Stored data:
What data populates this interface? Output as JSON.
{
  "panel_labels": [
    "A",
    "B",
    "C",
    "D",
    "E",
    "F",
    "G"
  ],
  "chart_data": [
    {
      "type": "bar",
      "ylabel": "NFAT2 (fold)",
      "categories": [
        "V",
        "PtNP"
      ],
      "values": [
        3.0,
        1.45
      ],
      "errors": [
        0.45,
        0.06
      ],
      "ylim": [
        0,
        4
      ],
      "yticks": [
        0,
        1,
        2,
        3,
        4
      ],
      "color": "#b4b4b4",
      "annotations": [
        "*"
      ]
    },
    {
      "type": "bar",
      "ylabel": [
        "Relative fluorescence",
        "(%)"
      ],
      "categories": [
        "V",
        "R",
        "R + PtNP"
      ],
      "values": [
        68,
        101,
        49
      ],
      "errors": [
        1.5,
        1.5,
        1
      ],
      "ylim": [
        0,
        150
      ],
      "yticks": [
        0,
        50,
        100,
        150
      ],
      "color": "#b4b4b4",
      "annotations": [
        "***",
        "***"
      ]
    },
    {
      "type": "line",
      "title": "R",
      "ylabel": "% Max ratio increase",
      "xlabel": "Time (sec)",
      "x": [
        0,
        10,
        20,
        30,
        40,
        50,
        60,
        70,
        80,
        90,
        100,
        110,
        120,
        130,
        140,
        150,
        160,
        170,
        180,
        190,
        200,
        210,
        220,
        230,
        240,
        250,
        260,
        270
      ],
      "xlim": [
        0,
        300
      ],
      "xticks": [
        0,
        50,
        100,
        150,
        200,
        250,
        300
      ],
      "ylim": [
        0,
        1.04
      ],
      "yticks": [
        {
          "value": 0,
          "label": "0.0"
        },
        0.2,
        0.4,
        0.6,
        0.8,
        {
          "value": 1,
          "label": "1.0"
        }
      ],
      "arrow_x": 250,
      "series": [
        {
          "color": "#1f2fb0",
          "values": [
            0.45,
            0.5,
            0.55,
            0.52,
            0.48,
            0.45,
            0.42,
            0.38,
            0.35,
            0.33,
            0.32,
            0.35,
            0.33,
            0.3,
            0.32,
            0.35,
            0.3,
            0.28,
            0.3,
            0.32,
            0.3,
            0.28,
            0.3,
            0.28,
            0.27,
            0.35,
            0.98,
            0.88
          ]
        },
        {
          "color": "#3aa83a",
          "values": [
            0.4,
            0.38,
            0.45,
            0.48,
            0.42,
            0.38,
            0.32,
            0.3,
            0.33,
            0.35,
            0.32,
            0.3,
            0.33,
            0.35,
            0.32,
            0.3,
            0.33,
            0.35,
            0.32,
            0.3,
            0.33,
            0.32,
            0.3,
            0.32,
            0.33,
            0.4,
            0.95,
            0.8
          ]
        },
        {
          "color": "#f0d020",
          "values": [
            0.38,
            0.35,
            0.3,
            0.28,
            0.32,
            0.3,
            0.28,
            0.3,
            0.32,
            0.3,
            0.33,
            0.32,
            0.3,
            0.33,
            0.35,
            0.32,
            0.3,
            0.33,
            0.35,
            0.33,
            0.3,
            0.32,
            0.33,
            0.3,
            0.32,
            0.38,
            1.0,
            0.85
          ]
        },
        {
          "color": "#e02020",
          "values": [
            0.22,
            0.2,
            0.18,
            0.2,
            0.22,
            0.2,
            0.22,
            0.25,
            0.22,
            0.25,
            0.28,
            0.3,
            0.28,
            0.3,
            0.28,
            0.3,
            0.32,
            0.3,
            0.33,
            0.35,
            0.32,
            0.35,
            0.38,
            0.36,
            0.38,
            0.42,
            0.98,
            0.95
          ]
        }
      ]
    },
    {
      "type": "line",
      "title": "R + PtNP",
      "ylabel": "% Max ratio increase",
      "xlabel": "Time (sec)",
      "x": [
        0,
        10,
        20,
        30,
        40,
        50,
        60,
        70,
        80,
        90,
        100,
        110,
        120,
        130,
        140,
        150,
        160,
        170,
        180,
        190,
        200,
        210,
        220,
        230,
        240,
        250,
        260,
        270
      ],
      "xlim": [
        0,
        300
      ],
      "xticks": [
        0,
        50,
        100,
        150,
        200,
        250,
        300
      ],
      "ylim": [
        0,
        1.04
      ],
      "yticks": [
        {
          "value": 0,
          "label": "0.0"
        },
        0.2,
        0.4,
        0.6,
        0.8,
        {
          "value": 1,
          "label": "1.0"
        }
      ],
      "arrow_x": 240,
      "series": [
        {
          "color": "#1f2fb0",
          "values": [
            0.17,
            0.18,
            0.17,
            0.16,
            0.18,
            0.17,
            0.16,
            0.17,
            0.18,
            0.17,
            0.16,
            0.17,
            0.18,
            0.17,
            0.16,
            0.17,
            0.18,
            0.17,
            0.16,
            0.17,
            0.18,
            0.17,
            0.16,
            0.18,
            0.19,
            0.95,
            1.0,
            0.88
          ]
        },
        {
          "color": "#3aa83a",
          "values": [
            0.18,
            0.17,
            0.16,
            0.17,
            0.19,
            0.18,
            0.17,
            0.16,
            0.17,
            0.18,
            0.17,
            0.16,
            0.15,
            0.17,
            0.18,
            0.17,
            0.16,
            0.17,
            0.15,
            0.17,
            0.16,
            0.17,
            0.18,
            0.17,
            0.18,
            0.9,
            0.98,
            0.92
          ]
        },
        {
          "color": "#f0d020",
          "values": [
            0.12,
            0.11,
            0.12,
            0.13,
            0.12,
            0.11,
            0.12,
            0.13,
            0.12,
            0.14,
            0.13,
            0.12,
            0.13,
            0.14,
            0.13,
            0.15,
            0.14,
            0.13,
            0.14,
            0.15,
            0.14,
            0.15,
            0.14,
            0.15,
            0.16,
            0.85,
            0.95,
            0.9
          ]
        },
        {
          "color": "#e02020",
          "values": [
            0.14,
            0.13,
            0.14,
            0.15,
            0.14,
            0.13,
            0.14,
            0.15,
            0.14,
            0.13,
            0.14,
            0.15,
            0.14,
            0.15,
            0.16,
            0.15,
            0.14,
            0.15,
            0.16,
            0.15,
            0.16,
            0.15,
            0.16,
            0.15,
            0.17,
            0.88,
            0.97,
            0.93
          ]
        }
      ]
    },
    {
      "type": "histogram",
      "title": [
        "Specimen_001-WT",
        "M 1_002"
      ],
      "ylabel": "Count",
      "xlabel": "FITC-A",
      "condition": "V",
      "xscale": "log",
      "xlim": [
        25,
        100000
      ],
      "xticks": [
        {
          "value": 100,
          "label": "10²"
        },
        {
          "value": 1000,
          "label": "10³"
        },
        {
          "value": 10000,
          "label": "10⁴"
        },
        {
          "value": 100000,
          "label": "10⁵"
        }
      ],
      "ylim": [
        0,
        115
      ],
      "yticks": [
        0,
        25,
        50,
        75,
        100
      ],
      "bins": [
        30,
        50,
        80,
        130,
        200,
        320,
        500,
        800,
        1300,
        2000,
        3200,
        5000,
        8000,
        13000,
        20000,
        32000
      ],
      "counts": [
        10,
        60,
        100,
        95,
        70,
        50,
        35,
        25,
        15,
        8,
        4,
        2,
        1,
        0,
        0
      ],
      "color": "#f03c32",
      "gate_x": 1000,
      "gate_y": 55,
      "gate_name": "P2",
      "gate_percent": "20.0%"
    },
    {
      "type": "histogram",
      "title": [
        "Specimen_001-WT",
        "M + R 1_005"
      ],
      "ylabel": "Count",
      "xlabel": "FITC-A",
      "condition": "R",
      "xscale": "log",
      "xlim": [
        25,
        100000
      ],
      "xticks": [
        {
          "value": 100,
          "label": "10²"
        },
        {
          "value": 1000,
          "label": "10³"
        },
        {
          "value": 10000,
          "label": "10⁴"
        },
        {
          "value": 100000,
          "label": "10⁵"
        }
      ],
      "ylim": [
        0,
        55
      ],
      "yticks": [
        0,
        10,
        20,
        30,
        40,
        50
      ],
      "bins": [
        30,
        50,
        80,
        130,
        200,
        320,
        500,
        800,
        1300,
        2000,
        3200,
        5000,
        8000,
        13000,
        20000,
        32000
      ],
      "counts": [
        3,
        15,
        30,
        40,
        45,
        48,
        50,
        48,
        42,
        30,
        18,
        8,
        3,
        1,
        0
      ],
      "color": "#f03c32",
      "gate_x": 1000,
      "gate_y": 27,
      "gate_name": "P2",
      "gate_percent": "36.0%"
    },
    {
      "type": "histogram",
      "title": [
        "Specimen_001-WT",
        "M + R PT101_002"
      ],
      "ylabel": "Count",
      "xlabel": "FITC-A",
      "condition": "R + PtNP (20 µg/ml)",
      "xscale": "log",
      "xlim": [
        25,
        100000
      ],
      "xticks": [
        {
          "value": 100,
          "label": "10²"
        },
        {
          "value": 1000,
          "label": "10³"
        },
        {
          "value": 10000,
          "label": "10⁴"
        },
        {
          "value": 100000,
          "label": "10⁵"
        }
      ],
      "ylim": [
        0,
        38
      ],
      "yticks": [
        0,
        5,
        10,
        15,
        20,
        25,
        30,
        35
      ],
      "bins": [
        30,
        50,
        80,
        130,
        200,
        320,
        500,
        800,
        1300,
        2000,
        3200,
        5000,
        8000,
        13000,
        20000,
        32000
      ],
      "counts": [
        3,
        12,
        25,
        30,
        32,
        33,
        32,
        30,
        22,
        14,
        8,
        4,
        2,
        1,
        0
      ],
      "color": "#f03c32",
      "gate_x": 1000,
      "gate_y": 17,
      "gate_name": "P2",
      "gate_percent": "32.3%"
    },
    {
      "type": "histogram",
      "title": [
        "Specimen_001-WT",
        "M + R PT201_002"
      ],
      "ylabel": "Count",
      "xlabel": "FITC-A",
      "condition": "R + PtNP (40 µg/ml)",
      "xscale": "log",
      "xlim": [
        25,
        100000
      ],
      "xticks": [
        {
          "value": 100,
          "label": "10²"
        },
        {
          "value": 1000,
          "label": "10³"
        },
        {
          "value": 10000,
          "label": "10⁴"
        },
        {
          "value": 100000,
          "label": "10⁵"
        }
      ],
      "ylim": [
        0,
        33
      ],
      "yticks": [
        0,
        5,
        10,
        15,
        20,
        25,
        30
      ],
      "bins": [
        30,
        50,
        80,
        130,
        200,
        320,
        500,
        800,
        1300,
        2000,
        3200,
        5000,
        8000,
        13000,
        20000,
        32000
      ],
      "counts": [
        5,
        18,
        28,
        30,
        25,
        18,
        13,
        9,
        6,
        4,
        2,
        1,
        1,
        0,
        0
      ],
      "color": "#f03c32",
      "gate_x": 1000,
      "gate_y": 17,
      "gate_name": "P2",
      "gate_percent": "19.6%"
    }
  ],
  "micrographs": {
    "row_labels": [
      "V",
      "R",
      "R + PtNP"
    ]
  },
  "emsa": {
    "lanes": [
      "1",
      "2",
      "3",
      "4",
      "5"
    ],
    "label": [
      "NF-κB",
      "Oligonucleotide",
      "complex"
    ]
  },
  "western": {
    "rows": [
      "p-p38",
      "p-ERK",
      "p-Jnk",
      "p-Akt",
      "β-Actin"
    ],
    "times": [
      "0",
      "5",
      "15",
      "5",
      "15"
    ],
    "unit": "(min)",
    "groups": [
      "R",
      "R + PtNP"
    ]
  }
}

What the exercise asks:
Using the records above, copy each line that contains "condition".

Right answer:
      "condition": "V",
      "condition": "R",
      "condition": "R + PtNP (20 µg/ml)",
      "condition": "R + PtNP (40 µg/ml)",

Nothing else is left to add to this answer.